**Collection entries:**
══════════════════════════════

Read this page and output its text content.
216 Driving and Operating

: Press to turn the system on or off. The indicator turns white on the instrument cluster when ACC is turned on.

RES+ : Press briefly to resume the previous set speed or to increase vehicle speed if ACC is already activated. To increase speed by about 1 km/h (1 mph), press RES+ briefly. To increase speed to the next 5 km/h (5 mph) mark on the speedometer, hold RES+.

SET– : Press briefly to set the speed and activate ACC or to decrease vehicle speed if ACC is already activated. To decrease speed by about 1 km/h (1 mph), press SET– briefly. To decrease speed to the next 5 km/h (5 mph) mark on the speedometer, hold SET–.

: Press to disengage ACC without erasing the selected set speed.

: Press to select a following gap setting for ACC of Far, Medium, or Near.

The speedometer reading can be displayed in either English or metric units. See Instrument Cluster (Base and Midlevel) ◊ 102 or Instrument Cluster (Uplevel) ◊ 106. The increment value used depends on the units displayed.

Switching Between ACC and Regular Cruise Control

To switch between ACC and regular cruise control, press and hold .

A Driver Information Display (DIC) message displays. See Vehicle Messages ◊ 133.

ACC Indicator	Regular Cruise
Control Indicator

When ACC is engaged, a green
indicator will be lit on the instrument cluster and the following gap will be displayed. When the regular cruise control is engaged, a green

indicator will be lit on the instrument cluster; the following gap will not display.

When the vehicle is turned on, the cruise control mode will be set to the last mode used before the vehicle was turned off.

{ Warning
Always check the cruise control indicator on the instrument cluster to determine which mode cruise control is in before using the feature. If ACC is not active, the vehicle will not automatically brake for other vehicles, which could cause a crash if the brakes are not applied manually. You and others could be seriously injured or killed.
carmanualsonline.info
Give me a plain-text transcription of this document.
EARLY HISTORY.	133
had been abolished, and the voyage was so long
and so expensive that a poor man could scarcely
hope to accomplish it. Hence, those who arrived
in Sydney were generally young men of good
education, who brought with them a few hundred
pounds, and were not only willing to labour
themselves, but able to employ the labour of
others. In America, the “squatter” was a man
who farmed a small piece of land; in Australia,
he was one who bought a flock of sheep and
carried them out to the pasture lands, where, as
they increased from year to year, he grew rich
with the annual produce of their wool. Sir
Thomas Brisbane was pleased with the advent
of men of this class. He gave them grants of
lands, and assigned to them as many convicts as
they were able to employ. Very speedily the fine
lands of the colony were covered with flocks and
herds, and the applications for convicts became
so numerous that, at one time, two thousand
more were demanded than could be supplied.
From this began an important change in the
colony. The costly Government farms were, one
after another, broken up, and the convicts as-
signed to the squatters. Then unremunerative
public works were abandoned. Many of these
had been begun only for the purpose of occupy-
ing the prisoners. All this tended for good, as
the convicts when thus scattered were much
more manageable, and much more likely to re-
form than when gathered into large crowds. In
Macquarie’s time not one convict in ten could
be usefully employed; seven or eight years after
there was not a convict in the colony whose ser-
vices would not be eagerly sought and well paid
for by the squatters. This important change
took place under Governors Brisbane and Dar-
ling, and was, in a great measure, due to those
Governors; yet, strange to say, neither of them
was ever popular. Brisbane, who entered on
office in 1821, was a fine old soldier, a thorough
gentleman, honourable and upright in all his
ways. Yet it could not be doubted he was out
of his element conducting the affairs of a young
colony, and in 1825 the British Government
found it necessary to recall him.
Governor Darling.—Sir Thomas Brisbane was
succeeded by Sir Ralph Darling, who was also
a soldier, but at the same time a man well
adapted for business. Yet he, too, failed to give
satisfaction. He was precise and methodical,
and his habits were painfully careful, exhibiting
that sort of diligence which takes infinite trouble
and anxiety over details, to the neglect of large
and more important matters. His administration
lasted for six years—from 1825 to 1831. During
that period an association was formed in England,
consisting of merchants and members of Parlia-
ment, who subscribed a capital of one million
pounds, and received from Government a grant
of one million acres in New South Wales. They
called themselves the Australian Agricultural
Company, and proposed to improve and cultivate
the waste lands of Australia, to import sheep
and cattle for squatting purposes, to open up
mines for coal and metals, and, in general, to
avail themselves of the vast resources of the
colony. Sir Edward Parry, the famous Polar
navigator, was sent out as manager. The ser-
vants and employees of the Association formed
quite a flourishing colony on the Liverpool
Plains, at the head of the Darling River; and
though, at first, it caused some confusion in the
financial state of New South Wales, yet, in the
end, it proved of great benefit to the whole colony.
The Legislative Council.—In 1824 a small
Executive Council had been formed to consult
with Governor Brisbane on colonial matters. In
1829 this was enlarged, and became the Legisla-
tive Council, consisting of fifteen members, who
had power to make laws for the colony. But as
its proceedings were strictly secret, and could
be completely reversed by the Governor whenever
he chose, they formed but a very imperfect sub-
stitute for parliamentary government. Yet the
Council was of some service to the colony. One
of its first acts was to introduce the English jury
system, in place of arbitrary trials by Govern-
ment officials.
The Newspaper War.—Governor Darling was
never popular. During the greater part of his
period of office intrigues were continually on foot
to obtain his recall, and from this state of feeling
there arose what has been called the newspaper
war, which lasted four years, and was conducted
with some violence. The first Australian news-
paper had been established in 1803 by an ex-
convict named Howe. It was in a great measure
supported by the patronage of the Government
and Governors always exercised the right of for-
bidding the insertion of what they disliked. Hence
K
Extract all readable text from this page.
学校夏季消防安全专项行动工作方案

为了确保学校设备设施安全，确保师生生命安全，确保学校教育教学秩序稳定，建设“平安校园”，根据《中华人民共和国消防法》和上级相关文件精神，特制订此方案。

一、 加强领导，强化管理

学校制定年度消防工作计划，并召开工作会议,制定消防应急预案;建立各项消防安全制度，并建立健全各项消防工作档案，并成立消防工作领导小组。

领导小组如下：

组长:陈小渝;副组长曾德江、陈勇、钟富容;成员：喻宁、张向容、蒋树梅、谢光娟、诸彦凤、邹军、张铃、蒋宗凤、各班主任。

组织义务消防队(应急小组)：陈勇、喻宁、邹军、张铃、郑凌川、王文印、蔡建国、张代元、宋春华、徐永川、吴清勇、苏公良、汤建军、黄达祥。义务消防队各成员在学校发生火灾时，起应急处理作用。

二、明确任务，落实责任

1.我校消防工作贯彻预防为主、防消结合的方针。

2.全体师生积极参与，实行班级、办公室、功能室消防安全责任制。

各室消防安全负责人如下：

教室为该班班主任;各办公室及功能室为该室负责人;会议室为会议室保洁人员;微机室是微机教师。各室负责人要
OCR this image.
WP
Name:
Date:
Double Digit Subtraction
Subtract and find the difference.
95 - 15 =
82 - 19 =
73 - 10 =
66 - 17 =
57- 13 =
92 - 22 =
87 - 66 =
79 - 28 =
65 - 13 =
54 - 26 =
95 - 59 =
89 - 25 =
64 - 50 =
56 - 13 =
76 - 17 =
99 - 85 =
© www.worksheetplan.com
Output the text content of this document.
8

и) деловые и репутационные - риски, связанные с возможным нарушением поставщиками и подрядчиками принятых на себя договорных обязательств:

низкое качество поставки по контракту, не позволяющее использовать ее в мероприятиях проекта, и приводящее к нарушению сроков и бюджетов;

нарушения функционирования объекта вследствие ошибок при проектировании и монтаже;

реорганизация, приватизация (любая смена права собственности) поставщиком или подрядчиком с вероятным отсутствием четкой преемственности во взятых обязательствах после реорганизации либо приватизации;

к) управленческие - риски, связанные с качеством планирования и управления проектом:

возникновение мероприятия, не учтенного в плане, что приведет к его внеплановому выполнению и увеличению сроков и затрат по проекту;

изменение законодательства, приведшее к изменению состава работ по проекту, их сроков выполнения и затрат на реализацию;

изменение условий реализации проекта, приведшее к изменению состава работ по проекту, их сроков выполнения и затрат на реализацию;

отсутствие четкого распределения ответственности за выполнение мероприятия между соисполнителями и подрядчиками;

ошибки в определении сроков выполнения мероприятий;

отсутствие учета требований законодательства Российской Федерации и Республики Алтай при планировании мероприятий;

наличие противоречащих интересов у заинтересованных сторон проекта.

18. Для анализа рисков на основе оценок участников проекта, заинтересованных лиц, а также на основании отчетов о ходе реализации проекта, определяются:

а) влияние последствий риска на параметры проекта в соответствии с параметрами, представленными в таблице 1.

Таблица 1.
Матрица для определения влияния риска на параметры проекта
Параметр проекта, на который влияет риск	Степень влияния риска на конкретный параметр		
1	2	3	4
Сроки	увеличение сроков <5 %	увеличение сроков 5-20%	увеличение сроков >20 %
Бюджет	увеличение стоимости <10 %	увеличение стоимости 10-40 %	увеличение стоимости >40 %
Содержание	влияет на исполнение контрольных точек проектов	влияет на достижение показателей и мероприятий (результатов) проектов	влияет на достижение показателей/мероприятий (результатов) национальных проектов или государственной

══════════════════════════════

**Your task:**
Figure out how many lines above include the string "recall", then report that number and nothing else.

**The result:**
2